Exercise goal » Would you return the complete listing below word for word?

Data records »
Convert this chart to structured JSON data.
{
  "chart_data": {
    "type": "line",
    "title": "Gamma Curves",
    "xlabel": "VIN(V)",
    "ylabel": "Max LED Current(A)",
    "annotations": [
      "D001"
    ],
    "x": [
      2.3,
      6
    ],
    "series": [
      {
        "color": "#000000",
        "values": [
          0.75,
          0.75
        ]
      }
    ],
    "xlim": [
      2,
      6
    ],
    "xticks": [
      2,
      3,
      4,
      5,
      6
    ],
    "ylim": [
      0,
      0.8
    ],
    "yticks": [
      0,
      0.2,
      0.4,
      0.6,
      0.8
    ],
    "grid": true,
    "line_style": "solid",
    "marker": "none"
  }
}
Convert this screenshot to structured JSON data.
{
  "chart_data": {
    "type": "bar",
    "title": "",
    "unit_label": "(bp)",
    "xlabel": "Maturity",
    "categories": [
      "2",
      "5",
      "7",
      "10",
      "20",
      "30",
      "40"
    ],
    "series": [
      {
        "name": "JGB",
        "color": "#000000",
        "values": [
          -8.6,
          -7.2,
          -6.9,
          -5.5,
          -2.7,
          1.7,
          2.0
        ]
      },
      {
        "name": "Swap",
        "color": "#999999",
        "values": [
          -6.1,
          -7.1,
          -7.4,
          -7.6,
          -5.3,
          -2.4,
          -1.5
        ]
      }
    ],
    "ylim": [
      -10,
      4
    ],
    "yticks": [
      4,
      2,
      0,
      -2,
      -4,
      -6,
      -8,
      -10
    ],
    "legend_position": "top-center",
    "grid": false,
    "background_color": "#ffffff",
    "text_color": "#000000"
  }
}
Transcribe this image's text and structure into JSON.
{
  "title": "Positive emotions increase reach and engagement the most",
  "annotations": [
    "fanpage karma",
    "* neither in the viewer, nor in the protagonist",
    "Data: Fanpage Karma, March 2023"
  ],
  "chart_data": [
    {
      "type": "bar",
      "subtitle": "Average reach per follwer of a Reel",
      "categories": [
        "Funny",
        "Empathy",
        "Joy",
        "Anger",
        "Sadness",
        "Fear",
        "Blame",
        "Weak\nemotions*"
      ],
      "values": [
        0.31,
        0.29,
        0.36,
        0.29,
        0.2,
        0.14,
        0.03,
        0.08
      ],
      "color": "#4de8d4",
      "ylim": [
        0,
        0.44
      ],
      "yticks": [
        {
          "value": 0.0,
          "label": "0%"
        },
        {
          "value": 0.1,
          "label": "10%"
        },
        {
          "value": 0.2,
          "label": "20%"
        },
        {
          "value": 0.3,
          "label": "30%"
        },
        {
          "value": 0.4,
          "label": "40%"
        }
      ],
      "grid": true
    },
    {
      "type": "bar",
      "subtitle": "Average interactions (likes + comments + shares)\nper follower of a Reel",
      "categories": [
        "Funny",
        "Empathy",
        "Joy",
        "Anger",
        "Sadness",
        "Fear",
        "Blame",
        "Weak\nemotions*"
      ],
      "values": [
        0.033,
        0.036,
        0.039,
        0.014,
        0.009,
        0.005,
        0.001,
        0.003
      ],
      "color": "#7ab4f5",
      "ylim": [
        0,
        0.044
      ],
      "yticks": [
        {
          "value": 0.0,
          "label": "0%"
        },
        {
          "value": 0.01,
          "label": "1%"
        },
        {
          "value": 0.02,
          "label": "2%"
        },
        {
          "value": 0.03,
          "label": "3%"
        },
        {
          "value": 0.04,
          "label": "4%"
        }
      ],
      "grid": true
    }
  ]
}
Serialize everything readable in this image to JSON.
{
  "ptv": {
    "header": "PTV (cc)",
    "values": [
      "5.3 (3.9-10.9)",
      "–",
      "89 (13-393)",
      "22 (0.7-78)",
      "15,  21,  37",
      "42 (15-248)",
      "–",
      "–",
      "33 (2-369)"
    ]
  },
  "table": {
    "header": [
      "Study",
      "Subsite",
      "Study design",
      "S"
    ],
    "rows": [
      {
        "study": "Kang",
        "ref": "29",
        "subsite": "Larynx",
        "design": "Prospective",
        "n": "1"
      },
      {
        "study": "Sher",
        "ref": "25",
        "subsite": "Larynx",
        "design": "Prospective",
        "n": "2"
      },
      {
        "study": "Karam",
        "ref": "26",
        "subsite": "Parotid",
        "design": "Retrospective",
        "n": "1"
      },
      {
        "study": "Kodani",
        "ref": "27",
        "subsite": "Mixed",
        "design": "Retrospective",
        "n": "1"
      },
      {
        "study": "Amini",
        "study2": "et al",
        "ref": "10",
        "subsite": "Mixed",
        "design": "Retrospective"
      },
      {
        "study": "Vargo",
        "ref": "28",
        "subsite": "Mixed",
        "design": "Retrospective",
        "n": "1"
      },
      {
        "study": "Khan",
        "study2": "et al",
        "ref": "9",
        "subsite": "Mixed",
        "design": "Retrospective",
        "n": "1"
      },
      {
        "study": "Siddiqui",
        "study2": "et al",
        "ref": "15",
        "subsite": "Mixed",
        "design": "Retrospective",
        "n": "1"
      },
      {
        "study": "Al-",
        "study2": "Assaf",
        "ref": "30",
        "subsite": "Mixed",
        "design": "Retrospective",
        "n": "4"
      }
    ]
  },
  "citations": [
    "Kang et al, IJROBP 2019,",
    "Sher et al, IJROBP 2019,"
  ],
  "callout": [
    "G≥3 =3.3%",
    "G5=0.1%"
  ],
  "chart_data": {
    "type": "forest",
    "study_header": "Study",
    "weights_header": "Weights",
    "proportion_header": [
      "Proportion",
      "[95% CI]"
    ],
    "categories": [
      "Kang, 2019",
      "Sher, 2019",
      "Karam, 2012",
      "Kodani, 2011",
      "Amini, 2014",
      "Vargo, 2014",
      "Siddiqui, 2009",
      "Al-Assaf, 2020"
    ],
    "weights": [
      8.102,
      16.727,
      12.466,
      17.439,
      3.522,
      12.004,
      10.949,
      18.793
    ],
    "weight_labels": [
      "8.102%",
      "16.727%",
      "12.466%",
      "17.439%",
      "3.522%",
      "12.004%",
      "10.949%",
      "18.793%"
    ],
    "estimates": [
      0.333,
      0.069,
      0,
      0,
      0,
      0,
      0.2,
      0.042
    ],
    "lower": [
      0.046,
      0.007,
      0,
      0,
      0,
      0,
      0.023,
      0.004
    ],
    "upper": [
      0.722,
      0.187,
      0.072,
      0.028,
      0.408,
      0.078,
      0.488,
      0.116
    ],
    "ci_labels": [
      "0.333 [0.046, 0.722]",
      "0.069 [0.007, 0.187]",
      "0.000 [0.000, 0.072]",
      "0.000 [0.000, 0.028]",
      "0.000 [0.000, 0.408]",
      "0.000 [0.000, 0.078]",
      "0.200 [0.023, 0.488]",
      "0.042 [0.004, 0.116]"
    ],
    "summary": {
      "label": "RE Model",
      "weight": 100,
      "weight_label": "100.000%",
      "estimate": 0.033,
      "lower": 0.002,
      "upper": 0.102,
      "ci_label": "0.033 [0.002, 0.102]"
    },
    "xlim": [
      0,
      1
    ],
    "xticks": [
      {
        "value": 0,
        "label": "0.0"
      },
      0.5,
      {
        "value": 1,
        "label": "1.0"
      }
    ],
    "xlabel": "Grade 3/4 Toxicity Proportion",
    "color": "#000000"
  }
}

Exercise solution »
Convert this chart to structured JSON data.
{
  "chart_data": {
    "type": "line",
    "title": "Gamma Curves",
    "xlabel": "VIN(V)",
    "ylabel": "Max LED Current(A)",
    "annotations": [
      "D001"
    ],
    "x": [
      2.3,
      6
    ],
    "series": [
      {
        "color": "#000000",
        "values": [
          0.75,
          0.75
        ]
      }
    ],
    "xlim": [
      2,
      6
    ],
    "xticks": [
      2,
      3,
      4,
      5,
      6
    ],
    "ylim": [
      0,
      0.8
    ],
    "yticks": [
      0,
      0.2,
      0.4,
      0.6,
      0.8
    ],
    "grid": true,
    "line_style": "solid",
    "marker": "none"
  }
}
Convert this screenshot to structured JSON data.
{
  "chart_data": {
    "type": "bar",
    "title": "",
    "unit_label": "(bp)",
    "xlabel": "Maturity",
    "categories": [
      "2",
      "5",
      "7",
      "10",
      "20",
      "30",
      "40"
    ],
    "series": [
      {
        "name": "JGB",
        "color": "#000000",
        "values": [
          -8.6,
          -7.2,
          -6.9,
          -5.5,
          -2.7,
          1.7,
          2.0
        ]
      },
      {
        "name": "Swap",
        "color": "#999999",
        "values": [
          -6.1,
          -7.1,
          -7.4,
          -7.6,
          -5.3,
          -2.4,
          -1.5
        ]
      }
    ],
    "ylim": [
      -10,
      4
    ],
    "yticks": [
      4,
      2,
      0,
      -2,
      -4,
      -6,
      -8,
      -10
    ],
    "legend_position": "top-center",
    "grid": false,
    "background_color": "#ffffff",
    "text_color": "#000000"
  }
}
Transcribe this image's text and structure into JSON.
{
  "title": "Positive emotions increase reach and engagement the most",
  "annotations": [
    "fanpage karma",
    "* neither in the viewer, nor in the protagonist",
    "Data: Fanpage Karma, March 2023"
  ],
  "chart_data": [
    {
      "type": "bar",
      "subtitle": "Average reach per follwer of a Reel",
      "categories": [
        "Funny",
        "Empathy",
        "Joy",
        "Anger",
        "Sadness",
        "Fear",
        "Blame",
        "Weak\nemotions*"
      ],
      "values": [
        0.31,
        0.29,
        0.36,
        0.29,
        0.2,
        0.14,
        0.03,
        0.08
      ],
      "color": "#4de8d4",
      "ylim": [
        0,
        0.44
      ],
      "yticks": [
        {
          "value": 0.0,
          "label": "0%"
        },
        {
          "value": 0.1,
          "label": "10%"
        },
        {
          "value": 0.2,
          "label": "20%"
        },
        {
          "value": 0.3,
          "label": "30%"
        },
        {
          "value": 0.4,
          "label": "40%"
        }
      ],
      "grid": true
    },
    {
      "type": "bar",
      "subtitle": "Average interactions (likes + comments + shares)\nper follower of a Reel",
      "categories": [
        "Funny",
        "Empathy",
        "Joy",
        "Anger",
        "Sadness",
        "Fear",
        "Blame",
        "Weak\nemotions*"
      ],
      "values": [
        0.033,
        0.036,
        0.039,
        0.014,
        0.009,
        0.005,
        0.001,
        0.003
      ],
      "color": "#7ab4f5",
      "ylim": [
        0,
        0.044
      ],
      "yticks": [
        {
          "value": 0.0,
          "label": "0%"
        },
        {
          "value": 0.01,
          "label": "1%"
        },
        {
          "value": 0.02,
          "label": "2%"
        },
        {
          "value": 0.03,
          "label": "3%"
        },
        {
          "value": 0.04,
          "label": "4%"
        }
      ],
      "grid": true
    }
  ]
}
Serialize everything readable in this image to JSON.
{
  "ptv": {
    "header": "PTV (cc)",
    "values": [
      "5.3 (3.9-10.9)",
      "–",
      "89 (13-393)",
      "22 (0.7-78)",
      "15,  21,  37",
      "42 (15-248)",
      "–",
      "–",
      "33 (2-369)"
    ]
  },
  "table": {
    "header": [
      "Study",
      "Subsite",
      "Study design",
      "S"
    ],
    "rows": [
      {
        "study": "Kang",
        "ref": "29",
        "subsite": "Larynx",
        "design": "Prospective",
        "n": "1"
      },
      {
        "study": "Sher",
        "ref": "25",
        "subsite": "Larynx",
        "design": "Prospective",
        "n": "2"
      },
      {
        "study": "Karam",
        "ref": "26",
        "subsite": "Parotid",
        "design": "Retrospective",
        "n": "1"
      },
      {
        "study": "Kodani",
        "ref": "27",
        "subsite": "Mixed",
        "design": "Retrospective",
        "n": "1"
      },
      {
        "study": "Amini",
        "study2": "et al",
        "ref": "10",
        "subsite": "Mixed",
        "design": "Retrospective"
      },
      {
        "study": "Vargo",
        "ref": "28",
        "subsite": "Mixed",
        "design": "Retrospective",
        "n": "1"
      },
      {
        "study": "Khan",
        "study2": "et al",
        "ref": "9",
        "subsite": "Mixed",
        "design": "Retrospective",
        "n": "1"
      },
      {
        "study": "Siddiqui",
        "study2": "et al",
        "ref": "15",
        "subsite": "Mixed",
        "design": "Retrospective",
        "n": "1"
      },
      {
        "study": "Al-",
        "study2": "Assaf",
        "ref": "30",
        "subsite": "Mixed",
        "design": "Retrospective",
        "n": "4"
      }
    ]
  },
  "citations": [
    "Kang et al, IJROBP 2019,",
    "Sher et al, IJROBP 2019,"
  ],
  "callout": [
    "G≥3 =3.3%",
    "G5=0.1%"
  ],
  "chart_data": {
    "type": "forest",
    "study_header": "Study",
    "weights_header": "Weights",
    "proportion_header": [
      "Proportion",
      "[95% CI]"
    ],
    "categories": [
      "Kang, 2019",
      "Sher, 2019",
      "Karam, 2012",
      "Kodani, 2011",
      "Amini, 2014",
      "Vargo, 2014",
      "Siddiqui, 2009",
      "Al-Assaf, 2020"
    ],
    "weights": [
      8.102,
      16.727,
      12.466,
      17.439,
      3.522,
      12.004,
      10.949,
      18.793
    ],
    "weight_labels": [
      "8.102%",
      "16.727%",
      "12.466%",
      "17.439%",
      "3.522%",
      "12.004%",
      "10.949%",
      "18.793%"
    ],
    "estimates": [
      0.333,
      0.069,
      0,
      0,
      0,
      0,
      0.2,
      0.042
    ],
    "lower": [
      0.046,
      0.007,
      0,
      0,
      0,
      0,
      0.023,
      0.004
    ],
    "upper": [
      0.722,
      0.187,
      0.072,
      0.028,
      0.408,
      0.078,
      0.488,
      0.116
    ],
    "ci_labels": [
      "0.333 [0.046, 0.722]",
      "0.069 [0.007, 0.187]",
      "0.000 [0.000, 0.072]",
      "0.000 [0.000, 0.028]",
      "0.000 [0.000, 0.408]",
      "0.000 [0.000, 0.078]",
      "0.200 [0.023, 0.488]",
      "0.042 [0.004, 0.116]"
    ],
    "summary": {
      "label": "RE Model",
      "weight": 100,
      "weight_label": "100.000%",
      "estimate": 0.033,
      "lower": 0.002,
      "upper": 0.102,
      "ci_label": "0.033 [0.002, 0.102]"
    },
    "xlim": [
      0,
      1
    ],
    "xticks": [
      {
        "value": 0,
        "label": "0.0"
      },
      0.5,
      {
        "value": 1,
        "label": "1.0"
      }
    ],
    "xlabel": "Grade 3/4 Toxicity Proportion",
    "color": "#000000"
  }
}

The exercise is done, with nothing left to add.